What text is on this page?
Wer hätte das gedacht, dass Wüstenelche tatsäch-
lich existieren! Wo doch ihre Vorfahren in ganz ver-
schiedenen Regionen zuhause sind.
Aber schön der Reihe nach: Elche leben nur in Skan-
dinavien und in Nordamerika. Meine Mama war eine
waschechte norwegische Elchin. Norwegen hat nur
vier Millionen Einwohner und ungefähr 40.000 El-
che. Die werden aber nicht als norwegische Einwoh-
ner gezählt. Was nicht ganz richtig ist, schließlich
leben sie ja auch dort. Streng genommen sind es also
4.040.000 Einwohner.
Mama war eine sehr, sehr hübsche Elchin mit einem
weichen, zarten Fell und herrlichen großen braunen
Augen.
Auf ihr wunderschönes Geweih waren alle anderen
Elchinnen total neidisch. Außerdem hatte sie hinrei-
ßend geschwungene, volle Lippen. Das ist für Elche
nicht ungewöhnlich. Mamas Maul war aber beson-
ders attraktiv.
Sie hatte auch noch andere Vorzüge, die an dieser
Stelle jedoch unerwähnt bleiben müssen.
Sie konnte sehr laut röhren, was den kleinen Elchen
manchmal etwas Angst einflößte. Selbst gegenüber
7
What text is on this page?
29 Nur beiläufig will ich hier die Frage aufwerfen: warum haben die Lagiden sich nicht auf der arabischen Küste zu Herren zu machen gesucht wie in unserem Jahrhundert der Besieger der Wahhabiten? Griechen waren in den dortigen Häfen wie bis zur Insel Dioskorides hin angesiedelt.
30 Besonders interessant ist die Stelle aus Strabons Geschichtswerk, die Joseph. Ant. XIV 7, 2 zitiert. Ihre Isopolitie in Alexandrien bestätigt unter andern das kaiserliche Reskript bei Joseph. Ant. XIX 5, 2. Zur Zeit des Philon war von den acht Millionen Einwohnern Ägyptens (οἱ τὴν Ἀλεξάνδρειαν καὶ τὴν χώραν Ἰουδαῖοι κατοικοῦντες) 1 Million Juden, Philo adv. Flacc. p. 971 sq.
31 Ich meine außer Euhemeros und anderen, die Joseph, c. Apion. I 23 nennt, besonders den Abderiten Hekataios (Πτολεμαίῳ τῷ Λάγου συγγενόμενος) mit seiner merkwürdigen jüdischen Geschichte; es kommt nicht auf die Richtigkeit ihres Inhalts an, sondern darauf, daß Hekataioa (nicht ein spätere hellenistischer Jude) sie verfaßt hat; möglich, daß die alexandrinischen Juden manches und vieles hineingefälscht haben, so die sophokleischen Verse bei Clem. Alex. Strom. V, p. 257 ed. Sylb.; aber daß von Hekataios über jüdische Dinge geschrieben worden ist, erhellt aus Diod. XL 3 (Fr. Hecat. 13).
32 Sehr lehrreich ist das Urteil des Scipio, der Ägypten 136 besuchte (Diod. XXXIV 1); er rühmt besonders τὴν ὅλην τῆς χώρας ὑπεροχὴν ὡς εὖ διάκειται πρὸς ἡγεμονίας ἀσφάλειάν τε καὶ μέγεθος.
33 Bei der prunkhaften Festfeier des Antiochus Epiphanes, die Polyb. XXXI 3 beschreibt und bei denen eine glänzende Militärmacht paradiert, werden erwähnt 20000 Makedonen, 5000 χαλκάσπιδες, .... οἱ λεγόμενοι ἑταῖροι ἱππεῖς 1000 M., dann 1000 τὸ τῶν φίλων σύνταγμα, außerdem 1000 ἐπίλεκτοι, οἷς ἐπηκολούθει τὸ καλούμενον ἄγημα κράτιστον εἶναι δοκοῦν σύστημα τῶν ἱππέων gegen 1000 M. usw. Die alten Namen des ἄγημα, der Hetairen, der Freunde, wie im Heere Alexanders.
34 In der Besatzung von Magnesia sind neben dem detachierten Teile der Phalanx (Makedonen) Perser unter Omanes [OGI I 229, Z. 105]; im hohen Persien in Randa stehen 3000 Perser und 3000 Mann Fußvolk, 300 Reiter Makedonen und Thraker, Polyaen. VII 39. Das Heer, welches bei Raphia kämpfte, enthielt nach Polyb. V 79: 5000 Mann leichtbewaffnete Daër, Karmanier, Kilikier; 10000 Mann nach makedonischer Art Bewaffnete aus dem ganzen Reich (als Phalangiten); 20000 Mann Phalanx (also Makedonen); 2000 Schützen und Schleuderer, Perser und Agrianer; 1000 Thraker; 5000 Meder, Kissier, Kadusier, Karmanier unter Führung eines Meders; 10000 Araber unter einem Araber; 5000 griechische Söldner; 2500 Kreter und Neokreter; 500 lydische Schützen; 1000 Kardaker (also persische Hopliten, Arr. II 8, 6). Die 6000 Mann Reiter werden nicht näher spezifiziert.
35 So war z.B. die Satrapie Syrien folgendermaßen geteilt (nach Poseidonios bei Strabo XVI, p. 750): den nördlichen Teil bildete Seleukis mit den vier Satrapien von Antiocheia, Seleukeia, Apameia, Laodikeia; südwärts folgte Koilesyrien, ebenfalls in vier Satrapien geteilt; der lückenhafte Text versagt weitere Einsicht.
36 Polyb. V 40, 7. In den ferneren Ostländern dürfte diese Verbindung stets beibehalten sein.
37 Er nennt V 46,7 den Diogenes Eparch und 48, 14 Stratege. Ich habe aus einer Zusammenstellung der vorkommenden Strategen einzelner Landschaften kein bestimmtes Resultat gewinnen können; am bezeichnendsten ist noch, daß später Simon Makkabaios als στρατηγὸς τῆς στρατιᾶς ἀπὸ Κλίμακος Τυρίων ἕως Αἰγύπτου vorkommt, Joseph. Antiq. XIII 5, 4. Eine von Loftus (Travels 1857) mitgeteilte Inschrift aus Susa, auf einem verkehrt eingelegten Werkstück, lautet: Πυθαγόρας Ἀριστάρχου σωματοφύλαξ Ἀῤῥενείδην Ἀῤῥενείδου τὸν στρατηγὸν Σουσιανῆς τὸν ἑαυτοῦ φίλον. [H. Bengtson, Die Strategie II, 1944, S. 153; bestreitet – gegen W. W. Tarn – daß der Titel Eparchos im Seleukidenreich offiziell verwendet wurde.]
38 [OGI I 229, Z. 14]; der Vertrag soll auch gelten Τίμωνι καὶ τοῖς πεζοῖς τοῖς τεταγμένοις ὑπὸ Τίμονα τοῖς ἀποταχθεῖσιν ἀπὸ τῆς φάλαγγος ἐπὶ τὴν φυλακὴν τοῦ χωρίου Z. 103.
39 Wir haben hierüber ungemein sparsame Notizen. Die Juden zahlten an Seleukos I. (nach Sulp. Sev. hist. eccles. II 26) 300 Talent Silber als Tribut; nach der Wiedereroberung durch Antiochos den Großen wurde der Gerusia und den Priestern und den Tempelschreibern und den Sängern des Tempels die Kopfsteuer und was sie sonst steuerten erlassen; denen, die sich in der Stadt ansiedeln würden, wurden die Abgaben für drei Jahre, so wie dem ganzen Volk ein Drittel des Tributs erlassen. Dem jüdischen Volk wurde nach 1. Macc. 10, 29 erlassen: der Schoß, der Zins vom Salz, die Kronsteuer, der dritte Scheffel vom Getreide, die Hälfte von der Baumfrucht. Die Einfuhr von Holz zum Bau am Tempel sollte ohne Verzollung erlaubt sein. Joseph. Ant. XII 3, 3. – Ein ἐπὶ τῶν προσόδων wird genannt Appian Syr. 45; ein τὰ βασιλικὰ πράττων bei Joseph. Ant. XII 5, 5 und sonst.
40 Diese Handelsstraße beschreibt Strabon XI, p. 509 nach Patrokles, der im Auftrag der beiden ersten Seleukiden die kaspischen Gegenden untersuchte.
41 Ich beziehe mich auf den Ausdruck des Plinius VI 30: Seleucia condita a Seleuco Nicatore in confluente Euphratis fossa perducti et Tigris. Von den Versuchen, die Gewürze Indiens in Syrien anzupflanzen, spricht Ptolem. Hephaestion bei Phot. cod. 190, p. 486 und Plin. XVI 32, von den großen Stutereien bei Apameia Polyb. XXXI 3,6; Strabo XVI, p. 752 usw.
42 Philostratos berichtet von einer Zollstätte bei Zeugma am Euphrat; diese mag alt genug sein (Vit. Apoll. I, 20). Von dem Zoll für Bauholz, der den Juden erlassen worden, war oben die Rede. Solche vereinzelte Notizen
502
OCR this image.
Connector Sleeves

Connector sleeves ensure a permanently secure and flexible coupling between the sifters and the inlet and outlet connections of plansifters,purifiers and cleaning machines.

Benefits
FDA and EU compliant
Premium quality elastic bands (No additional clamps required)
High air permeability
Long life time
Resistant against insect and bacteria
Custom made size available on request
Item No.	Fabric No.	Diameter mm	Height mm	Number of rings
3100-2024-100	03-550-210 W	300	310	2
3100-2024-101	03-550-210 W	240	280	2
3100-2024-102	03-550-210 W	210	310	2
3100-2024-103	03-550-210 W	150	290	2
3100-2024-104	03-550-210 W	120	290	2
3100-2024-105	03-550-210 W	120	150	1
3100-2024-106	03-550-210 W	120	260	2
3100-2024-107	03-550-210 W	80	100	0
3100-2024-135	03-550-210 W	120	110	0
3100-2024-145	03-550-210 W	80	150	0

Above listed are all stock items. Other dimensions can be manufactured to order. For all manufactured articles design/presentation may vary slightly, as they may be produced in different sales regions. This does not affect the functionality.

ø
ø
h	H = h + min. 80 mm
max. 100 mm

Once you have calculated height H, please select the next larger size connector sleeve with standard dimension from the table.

━━━━━━━━━━

* _Task goal_
Copy out every line of the listing where the word "Millionen" occurs.

* _Answer box_
vier Millionen Einwohner und ungefähr 40.000 El-
30 Besonders interessant ist die Stelle aus Strabons Geschichtswerk, die Joseph. Ant. XIV 7, 2 zitiert. Ihre Isopolitie in Alexandrien bestätigt unter andern das kaiserliche Reskript bei Joseph. Ant. XIX 5, 2. Zur Zeit des Philon war von den acht Millionen Einwohnern Ägyptens (οἱ τὴν Ἀλεξάνδρειαν καὶ τὴν χώραν Ἰουδαῖοι κατοικοῦντες) 1 Million Juden, Philo adv. Flacc. p. 971 sq.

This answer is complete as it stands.